### Task goal:
Without pictures, repeat exactly the lines from the one containing "Extract the structured" through the end of the entries.

### Excerpted records:
------------------------------------------------------------

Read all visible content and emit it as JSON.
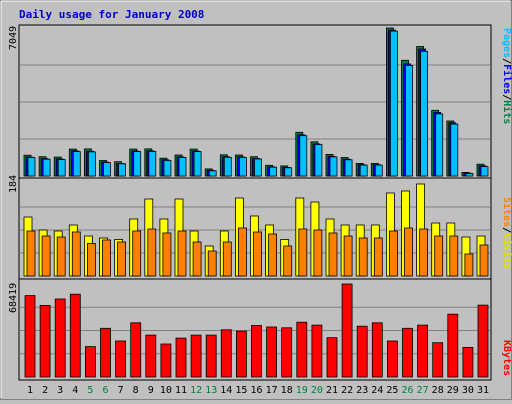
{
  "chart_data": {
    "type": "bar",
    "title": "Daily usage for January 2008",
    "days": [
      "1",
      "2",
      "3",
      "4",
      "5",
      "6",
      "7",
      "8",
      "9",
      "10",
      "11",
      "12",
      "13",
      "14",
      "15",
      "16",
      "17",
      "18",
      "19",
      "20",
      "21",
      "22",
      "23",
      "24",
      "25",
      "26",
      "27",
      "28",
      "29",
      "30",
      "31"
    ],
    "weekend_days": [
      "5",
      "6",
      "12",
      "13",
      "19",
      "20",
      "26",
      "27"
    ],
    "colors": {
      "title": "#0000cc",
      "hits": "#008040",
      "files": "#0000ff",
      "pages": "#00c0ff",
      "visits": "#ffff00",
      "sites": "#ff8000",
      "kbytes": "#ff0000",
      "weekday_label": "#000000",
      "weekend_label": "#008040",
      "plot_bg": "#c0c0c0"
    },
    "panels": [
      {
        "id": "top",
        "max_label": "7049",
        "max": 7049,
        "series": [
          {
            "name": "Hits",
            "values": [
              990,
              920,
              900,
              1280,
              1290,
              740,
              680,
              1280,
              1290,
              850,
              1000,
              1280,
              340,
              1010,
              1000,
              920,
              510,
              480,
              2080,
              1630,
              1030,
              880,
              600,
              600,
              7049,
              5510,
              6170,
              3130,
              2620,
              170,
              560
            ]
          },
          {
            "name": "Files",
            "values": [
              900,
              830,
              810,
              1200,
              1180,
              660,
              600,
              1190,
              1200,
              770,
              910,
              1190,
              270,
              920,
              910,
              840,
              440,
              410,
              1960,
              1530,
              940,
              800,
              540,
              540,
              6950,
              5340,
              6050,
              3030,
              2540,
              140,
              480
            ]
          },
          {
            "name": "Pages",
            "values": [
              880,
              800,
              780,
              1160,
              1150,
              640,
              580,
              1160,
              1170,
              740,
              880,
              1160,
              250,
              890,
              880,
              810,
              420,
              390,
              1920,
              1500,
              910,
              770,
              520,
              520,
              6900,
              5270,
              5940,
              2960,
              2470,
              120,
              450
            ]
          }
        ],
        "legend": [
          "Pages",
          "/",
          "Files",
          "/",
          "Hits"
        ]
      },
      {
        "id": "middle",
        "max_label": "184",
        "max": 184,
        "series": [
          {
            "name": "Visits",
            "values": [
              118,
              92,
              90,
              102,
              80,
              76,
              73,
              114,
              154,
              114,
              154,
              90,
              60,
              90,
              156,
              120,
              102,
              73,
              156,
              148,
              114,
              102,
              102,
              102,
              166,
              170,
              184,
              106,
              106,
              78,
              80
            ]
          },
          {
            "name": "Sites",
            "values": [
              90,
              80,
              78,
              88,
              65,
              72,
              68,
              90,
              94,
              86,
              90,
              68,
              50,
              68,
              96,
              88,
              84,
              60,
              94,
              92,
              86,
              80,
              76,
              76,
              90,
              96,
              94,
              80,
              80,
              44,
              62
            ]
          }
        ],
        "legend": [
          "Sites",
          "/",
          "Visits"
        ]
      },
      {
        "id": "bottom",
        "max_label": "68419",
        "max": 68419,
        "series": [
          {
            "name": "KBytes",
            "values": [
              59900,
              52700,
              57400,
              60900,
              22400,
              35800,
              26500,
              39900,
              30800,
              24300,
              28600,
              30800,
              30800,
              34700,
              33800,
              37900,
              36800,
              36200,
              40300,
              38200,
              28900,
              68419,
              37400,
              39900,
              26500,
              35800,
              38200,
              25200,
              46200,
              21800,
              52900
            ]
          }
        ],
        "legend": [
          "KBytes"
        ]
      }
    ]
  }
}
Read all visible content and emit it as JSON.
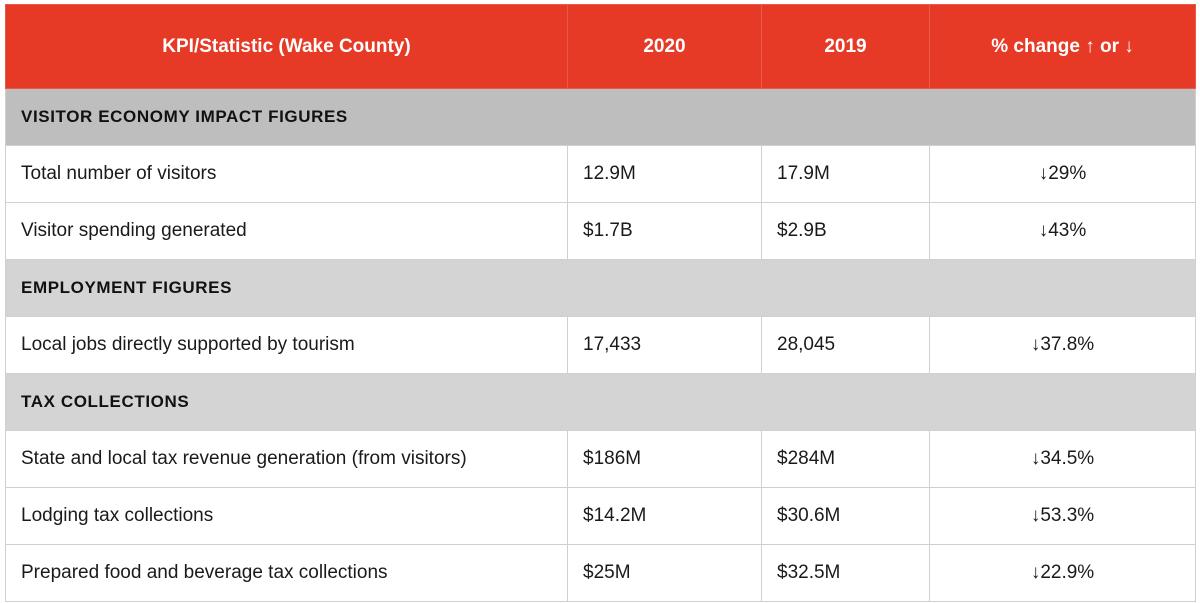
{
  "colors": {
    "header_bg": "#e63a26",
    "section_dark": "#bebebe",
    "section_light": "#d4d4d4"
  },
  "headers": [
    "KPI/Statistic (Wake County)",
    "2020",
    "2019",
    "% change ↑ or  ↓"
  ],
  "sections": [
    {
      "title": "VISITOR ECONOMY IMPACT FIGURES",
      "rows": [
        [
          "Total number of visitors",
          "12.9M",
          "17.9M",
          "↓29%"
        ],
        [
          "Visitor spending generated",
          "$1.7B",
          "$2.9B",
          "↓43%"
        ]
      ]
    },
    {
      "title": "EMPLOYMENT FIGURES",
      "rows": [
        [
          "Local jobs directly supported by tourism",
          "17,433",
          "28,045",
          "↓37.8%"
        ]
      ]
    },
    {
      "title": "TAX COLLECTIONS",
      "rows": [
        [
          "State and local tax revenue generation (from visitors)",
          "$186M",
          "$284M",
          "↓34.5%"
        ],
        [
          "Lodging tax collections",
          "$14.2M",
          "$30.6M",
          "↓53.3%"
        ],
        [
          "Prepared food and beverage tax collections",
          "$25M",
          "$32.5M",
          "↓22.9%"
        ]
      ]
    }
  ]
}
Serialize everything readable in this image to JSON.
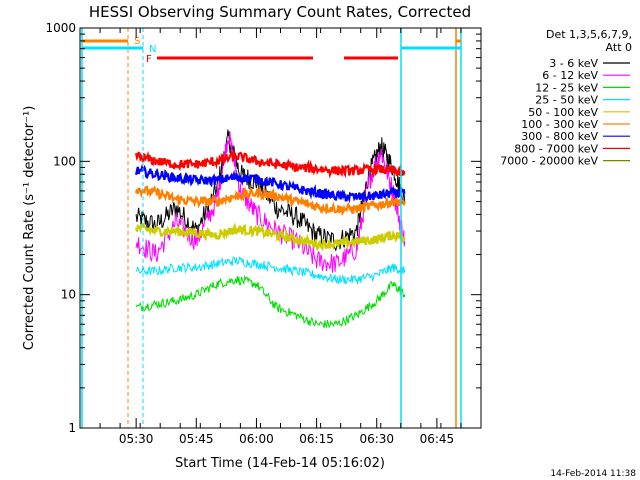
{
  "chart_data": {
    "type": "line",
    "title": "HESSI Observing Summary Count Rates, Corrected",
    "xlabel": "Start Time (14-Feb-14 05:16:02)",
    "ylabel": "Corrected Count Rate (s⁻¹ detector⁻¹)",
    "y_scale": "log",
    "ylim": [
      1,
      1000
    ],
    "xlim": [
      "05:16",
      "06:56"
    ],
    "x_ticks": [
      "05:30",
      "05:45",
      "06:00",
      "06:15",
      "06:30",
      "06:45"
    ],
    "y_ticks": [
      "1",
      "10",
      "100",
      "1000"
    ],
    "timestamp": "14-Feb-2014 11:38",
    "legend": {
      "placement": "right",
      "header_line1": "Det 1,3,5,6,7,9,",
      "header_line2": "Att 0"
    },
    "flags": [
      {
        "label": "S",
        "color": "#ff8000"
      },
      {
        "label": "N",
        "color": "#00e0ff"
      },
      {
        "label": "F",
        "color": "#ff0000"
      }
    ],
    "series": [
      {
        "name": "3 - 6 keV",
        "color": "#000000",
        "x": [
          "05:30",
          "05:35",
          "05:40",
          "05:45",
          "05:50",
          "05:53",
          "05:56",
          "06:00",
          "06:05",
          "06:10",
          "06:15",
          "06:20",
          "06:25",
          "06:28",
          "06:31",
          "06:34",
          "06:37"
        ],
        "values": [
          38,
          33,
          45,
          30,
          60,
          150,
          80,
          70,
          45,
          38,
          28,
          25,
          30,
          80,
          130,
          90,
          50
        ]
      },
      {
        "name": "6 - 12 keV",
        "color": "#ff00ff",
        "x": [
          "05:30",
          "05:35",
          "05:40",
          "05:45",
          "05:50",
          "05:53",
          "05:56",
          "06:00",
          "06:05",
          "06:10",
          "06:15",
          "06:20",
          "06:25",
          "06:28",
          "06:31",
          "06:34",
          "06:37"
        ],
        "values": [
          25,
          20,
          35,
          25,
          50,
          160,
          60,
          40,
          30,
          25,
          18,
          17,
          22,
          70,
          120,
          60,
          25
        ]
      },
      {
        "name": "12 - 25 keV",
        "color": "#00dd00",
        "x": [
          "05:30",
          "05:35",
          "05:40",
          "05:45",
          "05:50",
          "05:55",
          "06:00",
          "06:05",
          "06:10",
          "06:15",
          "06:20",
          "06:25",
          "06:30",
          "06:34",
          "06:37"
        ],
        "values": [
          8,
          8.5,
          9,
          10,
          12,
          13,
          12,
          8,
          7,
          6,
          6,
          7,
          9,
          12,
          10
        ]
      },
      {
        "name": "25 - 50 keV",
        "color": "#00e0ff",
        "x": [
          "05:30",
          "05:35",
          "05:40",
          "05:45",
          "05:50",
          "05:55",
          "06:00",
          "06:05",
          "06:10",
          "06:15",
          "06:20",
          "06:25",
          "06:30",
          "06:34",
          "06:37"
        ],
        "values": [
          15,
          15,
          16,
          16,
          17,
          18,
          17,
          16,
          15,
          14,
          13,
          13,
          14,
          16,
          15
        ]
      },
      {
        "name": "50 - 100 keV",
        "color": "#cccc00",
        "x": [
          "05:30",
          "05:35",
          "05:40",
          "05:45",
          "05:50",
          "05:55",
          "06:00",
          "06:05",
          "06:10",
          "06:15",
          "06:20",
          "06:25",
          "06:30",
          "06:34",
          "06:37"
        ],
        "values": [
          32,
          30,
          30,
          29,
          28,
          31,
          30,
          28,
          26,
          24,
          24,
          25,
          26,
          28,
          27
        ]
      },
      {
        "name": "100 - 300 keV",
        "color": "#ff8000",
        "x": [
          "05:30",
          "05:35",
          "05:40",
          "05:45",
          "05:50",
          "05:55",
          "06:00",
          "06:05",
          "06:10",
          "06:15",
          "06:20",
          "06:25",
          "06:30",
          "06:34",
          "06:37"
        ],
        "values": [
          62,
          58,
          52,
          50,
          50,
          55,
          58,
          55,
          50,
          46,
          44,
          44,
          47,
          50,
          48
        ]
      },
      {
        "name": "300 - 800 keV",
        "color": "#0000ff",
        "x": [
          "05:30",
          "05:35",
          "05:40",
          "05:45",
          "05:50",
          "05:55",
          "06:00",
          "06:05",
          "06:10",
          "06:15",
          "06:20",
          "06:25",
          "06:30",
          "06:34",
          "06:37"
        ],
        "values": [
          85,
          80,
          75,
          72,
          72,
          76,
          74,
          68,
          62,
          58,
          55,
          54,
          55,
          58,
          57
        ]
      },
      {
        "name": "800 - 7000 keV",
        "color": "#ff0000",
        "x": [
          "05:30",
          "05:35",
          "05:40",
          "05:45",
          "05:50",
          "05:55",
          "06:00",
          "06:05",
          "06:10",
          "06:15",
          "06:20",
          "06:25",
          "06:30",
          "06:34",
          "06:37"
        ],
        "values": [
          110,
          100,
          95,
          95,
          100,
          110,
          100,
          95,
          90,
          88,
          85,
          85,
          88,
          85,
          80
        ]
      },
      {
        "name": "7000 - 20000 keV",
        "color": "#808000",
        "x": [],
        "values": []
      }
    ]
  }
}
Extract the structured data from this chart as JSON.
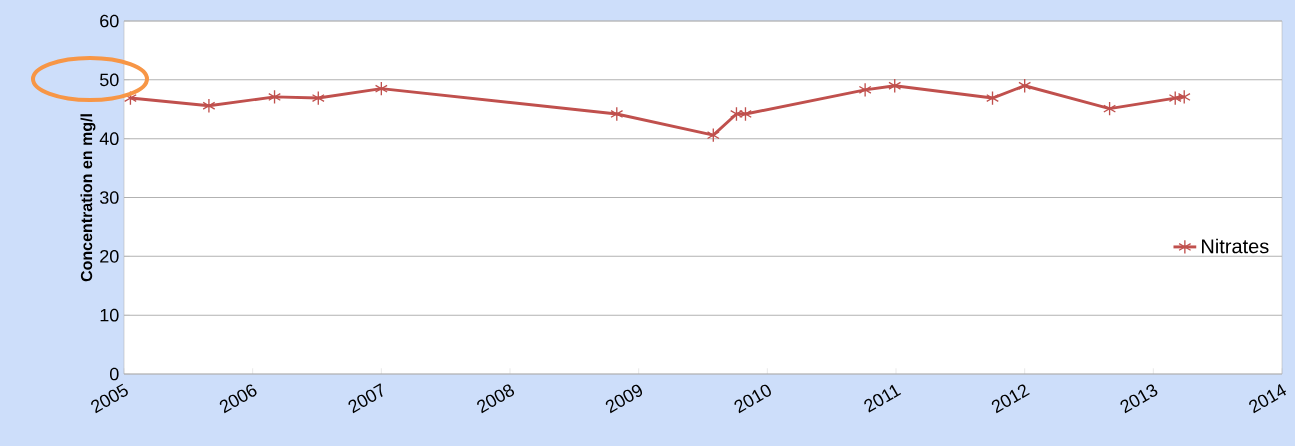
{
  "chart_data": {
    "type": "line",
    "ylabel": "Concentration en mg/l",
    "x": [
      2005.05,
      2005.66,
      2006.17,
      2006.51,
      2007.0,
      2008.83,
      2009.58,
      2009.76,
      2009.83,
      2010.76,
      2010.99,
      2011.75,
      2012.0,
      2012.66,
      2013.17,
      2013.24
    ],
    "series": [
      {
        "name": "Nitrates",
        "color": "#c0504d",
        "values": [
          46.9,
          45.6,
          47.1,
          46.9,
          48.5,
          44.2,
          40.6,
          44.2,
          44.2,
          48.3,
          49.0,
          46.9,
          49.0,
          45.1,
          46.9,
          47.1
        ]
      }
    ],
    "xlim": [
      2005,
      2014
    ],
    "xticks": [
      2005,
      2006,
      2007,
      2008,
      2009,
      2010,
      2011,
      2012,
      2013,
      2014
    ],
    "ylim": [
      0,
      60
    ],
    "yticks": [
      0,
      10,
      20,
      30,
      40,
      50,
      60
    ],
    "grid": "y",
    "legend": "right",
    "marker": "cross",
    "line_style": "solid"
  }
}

------------------------------------------------------------

### Response to this task:
Extract the structured data from this chart as JSON.
{
  "chart_data": {
    "type": "line",
    "ylabel": "Concentration en mg/l",
    "x": [
      2005.05,
      2005.66,
      2006.17,
      2006.51,
      2007.0,
      2008.83,
      2009.58,
      2009.76,
      2009.83,
      2010.76,
      2010.99,
      2011.75,
      2012.0,
      2012.66,
      2013.17,
      2013.24
    ],
    "series": [
      {
        "name": "Nitrates",
        "color": "#c0504d",
        "values": [
          46.9,
          45.6,
          47.1,
          46.9,
          48.5,
          44.2,
          40.6,
          44.2,
          44.2,
          48.3,
          49.0,
          46.9,
          49.0,
          45.1,
          46.9,
          47.1
        ]
      }
    ],
    "xlim": [
      2005,
      2014
    ],
    "xticks": [
      2005,
      2006,
      2007,
      2008,
      2009,
      2010,
      2011,
      2012,
      2013,
      2014
    ],
    "ylim": [
      0,
      60
    ],
    "yticks": [
      0,
      10,
      20,
      30,
      40,
      50,
      60
    ],
    "grid": "y",
    "legend": "right",
    "marker": "cross",
    "line_style": "solid"
  }
}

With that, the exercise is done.